- [SUPPLIED TEXT]
----------------
Since the first report of the Fontan procedure in 1971, several changes have made (8,9). The Fontan procedure is based upon creating serial circulation in a patient with a single ventricle physiology, exploiting the blood flow through the pulmonary circulation (10). The Fontan procedure may be performed as a single- or a multiple-stage approach, demonstrating a lower mortality and lower risk for ventricular hypertrophy (11). The extracardiac Fontan procedure, involving the use of an extracardiac polytetrafluoroethylene conduit to divert the inferior vena cava flow to the pulmonary arteries, is performed either when the classic Fontan procedure fails or according to the expertise of each center (12). The advantages of the extracardiac procedure are a reduced stasis with a decrease in the risk of thrombus formation, fewer atrial and preserved pulmonary and myocardial function (12).
The present study describes the case of methicillin-sensitive Staphylococcus aureus (MSSA) infection on the prosthetic material following a heart Fontan procedure.
Case report
A 38-year-old woman affected by congenital tricuspid valve atresia, who had undergone a Rashkind procedure (septostomy) at the age of 3 months, a modified Blalock-Taussig shunt at the age of 8 months, and a classic Fontan procedure at the age of 4 years, was admitted to the Infectious Diseases Unit of Garibaldi Hospital (Catania, Italy) in June, 2021 after being diagnosed with an infection of an extracardiac prosthesis. Following the classic Fontan procedure, the patient had lived in a state of wellness until 2013 when, after giving birth, developed heart failure and deep vein thrombosis. Subsequently, the patient therefore underwent her last surgery, an extracardiac Fontan procedure with a right Gore-tex™ 22 Maze® (W. L. Gore & Associates, Inc.) and the implant of epicardial catheters, in 2017 at the San Donato Hospital (Milan, Italy). The post-operative course was complicated by a long period of subsequent pleural and atrial arrhythmias, resistant to amiodarone treatment. Therefore, catheter ablation was performed.
----------------
- [EXERCISE DATA]
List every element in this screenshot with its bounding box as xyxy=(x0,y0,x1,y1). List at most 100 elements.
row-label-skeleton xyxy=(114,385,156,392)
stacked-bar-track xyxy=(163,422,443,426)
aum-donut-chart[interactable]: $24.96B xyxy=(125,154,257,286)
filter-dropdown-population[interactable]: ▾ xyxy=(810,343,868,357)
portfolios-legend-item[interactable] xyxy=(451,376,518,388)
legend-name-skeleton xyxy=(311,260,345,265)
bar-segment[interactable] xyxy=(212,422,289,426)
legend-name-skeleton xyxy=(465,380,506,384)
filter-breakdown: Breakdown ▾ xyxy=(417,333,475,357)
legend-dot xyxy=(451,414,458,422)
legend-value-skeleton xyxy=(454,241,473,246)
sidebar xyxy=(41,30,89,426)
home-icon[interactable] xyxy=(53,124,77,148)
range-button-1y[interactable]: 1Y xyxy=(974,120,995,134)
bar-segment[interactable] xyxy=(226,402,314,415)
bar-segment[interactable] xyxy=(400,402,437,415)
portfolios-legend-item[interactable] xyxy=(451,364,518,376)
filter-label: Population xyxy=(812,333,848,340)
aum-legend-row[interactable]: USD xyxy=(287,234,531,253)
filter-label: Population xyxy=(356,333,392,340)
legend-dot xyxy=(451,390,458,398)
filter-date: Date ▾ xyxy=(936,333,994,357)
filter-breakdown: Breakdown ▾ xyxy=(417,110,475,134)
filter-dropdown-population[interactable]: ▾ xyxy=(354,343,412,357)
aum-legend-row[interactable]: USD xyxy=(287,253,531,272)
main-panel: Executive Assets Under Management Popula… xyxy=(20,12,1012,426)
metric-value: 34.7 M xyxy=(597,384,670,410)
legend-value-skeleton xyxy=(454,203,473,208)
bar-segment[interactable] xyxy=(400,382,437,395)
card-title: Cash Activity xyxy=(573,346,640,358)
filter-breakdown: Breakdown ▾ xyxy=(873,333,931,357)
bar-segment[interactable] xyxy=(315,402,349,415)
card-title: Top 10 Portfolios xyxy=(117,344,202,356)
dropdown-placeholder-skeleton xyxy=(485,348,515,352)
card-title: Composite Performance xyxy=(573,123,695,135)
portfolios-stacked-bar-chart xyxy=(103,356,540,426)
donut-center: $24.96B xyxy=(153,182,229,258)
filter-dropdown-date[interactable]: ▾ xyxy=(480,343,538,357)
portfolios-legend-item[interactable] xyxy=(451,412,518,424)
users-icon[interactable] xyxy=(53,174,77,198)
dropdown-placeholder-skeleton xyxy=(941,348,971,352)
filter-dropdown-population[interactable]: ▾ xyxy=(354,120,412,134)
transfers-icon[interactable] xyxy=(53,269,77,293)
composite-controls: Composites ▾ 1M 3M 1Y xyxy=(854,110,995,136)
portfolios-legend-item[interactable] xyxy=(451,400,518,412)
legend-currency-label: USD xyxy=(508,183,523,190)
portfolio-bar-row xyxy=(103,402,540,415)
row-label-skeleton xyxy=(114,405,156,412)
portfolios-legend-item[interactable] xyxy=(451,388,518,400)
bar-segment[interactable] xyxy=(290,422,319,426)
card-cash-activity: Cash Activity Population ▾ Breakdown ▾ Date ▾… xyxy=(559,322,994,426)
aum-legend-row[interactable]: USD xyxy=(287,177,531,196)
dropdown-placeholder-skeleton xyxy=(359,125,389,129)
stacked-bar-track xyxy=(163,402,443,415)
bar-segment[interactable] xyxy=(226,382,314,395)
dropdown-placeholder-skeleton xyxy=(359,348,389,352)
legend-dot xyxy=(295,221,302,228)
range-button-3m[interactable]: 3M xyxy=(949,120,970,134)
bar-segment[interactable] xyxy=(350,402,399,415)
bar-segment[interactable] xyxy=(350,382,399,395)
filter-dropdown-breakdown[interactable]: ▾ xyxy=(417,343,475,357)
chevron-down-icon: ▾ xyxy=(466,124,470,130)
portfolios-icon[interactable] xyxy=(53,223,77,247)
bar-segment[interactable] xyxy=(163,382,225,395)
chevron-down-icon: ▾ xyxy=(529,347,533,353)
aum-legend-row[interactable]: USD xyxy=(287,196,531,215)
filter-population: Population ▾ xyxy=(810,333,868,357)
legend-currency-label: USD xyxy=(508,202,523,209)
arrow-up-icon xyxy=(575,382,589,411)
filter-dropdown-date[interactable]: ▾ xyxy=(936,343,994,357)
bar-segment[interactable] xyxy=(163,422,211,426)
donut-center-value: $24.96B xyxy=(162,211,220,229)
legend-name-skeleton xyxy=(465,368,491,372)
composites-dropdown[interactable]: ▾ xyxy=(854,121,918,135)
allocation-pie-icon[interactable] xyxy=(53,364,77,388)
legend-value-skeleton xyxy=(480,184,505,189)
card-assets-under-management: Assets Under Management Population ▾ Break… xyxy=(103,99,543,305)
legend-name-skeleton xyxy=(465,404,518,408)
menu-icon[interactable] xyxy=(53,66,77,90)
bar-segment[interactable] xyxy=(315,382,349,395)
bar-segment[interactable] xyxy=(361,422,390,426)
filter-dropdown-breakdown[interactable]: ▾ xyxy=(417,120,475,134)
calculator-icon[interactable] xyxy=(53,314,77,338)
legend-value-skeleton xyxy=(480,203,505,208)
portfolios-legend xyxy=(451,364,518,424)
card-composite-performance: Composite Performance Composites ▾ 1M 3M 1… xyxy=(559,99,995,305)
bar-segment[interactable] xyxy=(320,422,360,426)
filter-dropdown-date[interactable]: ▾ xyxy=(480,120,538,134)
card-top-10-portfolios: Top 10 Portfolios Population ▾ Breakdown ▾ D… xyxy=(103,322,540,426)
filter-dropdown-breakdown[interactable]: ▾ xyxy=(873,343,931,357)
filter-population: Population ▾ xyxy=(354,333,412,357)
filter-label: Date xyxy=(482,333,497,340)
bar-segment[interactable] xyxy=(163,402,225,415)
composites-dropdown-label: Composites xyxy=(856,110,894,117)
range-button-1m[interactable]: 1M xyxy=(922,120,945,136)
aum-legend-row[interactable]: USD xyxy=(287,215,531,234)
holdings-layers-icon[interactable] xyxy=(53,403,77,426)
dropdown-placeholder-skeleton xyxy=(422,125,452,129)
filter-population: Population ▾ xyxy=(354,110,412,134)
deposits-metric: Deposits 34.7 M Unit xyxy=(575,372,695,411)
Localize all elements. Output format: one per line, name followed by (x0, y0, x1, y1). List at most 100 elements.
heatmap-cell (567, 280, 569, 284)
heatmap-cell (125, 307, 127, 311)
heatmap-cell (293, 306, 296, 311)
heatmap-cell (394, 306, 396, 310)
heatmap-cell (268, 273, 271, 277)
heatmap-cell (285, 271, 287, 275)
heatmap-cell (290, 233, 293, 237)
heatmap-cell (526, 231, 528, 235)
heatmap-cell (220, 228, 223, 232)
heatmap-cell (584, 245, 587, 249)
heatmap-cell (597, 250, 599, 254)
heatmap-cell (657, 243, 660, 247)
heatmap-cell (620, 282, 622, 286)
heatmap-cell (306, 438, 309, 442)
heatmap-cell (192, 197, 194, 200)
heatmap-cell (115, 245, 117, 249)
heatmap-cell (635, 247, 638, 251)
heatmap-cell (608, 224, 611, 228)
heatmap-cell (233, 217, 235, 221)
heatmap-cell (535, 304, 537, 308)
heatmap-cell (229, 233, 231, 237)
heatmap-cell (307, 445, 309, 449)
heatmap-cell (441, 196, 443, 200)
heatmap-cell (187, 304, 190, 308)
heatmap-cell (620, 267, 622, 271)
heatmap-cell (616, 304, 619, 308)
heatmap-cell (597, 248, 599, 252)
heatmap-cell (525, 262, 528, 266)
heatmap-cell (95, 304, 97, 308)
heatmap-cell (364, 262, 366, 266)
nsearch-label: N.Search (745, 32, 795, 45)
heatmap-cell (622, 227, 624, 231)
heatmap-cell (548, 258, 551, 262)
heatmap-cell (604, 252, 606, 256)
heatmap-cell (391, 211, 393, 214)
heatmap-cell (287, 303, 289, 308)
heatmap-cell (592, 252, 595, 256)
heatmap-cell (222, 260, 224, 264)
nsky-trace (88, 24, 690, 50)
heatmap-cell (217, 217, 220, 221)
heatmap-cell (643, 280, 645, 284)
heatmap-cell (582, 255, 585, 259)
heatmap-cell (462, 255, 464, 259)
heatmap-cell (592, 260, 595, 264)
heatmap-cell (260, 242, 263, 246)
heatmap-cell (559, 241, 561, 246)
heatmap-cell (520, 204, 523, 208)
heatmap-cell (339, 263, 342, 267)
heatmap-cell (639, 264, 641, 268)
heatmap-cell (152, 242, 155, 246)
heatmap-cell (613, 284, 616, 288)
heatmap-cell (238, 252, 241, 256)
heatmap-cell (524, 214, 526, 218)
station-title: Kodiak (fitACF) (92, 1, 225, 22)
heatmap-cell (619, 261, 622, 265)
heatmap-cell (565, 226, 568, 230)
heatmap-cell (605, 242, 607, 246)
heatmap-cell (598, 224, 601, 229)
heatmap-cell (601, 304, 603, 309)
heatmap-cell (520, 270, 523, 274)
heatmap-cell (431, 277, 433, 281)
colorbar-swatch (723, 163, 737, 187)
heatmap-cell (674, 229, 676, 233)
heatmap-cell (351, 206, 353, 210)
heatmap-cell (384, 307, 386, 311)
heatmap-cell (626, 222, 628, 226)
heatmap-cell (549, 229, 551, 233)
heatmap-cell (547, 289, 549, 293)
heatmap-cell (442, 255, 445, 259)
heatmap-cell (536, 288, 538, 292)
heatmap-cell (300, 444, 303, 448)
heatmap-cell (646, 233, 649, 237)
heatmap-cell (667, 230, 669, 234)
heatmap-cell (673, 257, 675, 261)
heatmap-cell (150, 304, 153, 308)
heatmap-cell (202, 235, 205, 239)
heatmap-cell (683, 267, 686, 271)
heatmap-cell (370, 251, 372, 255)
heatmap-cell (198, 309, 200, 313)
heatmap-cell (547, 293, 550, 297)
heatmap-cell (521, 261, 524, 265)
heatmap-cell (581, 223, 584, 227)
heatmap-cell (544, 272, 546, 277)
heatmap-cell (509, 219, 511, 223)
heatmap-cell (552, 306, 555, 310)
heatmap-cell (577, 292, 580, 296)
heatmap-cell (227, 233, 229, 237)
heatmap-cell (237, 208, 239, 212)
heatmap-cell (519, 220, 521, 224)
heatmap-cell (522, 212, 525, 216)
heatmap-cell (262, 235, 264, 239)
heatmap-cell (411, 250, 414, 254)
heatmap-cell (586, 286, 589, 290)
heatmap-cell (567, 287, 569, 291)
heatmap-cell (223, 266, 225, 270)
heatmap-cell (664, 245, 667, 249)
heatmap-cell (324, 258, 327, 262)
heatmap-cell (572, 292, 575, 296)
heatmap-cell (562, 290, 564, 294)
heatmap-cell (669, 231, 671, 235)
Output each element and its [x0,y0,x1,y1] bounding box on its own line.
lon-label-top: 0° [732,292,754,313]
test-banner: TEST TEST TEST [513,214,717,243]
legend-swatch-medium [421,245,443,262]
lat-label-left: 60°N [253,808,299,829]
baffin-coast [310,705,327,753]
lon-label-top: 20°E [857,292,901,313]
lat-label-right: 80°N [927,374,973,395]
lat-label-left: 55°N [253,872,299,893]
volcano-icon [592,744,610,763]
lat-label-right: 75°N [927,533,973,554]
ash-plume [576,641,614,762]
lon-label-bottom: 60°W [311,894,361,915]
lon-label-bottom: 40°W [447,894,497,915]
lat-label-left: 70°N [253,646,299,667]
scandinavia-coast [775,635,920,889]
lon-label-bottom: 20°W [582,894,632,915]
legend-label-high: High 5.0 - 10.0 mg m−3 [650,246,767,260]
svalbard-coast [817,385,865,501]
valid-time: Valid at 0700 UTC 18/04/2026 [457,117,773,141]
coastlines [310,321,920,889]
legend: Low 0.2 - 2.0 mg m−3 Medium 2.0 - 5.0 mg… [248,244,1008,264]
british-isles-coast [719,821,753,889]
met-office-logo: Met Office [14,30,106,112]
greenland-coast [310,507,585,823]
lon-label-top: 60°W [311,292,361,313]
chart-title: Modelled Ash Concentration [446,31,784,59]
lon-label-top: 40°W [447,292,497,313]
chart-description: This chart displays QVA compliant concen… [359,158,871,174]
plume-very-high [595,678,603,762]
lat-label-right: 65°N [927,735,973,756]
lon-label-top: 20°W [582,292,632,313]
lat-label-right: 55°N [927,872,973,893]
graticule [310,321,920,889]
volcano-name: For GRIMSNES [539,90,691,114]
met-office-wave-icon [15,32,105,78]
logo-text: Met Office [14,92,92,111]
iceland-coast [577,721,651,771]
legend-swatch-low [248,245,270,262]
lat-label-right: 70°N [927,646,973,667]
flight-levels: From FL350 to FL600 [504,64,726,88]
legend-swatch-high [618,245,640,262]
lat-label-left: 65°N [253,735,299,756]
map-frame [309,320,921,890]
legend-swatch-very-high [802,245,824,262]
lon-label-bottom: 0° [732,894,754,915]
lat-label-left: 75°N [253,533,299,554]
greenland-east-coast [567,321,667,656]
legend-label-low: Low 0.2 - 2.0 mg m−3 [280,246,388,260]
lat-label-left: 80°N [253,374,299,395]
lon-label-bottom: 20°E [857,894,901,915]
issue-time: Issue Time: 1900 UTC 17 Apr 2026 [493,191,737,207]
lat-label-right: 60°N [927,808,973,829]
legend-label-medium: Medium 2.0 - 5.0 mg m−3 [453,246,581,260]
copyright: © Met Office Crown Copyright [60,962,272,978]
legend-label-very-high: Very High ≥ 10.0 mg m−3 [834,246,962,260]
----------------
- [EXERCISE 1] Using the text on the Fontan procedure, list every procedure the 38-year-old woman underwent, in the order the case report gives them.
- [EXERCISE 2] Pick up the text on the Fontan procedure after its final sentence and continue the case report.

- [EXERCISE OUTPUT 1]
1. Rashkind procedure (septostomy), at 3 months of age
2. Modified Blalock-Taussig shunt, at 8 months of age
3. Classic Fontan procedure, at 4 years of age
4. Extracardiac Fontan procedure with a right Gore-tex™ 22 Maze® and implant of epicardial catheters, in 2017 at the San Donato Hospital (Milan, Italy)
5. Catheter ablation

- [EXERCISE OUTPUT 2]
Following the extracardiac Fontan procedure, monthly febrile episodes (maximum temperature, 37.5-38˚C) occurred, lasting from 2 to 3 days, which became increasingly more frequent. Consequently, in May, 2021 she was admitted to the Congenital Heart Diseases Ward of the adult Unit of the San Donato Hospital, where the infection of the extracardiac prosthesis was diagnosed owing to a heart positron emission tomography/computed tomography scan performed using radiolabeled leukocytes, highlighting the presence of a vegetation (Fig. 1). The patient was subsequently discharged and admitted to the Infectious Diseases Unit of Garibaldi Hospital (Catania, Italy).
Upon admission, the patient was apyretic (maximum temperature recorded, 36.8˚C), blood pressure was measured at 100/65 mmHg, heart rate at 90 bpm, ambient oxygen saturation at 96% and the respiratory rate at 19 breaths/min.
A physical examination revealed sufficient peripheral perfusion, valid pulses, well represented subcutaneous tissues, the absence of peripheral edema, valid heart tones and the absence of murmurs. Blood chemistry tests highlighted a normal white blood cell count (5,100/µl; normal range 4,300-10,300/µl), with a normal differential count (neutrophils, 68.6%; lymphocytes, 19.0%), mild anemia (hemoglobin, 11.0 g/dl; normal range, 13.6-17.2 g/dl), a normal platelet count (149,000/µl; normal range, 156,000-373,000/µl) and a low creatine phosphokinase (CPK) level (20 UI/l; normal range, 29-59 UI/l). However, abnormally increased C-reactive protein (CRP) levels (1.77 mg/dl; normal range, <0.5 mg/dl) and an increased erythrocyte sedimentation rate (17 mm/h; normal range, <10 mm/h) were detected. The procalcitonin levels were normal (0.05 pg/ml; normal range, <0.1 pg/ml), the creatinine level was 0.53 mg/dl (the estimated glomerular filtration rate, calculated with the chronic kidney disease epidemiology collaboration method was 119.7 ml/min). Liver function indices were also normal (aspartate aminotransferase, alanine aminotransferase and international normalized ratio, and total and conjugated bilirubin). Human immunodeficiency virus, hepatitis C virus and hepatitis B virus serology resulted negative (13-15). During hospitalization, six blood cultures were taken, all of whom tested positive for MSSA (Table I).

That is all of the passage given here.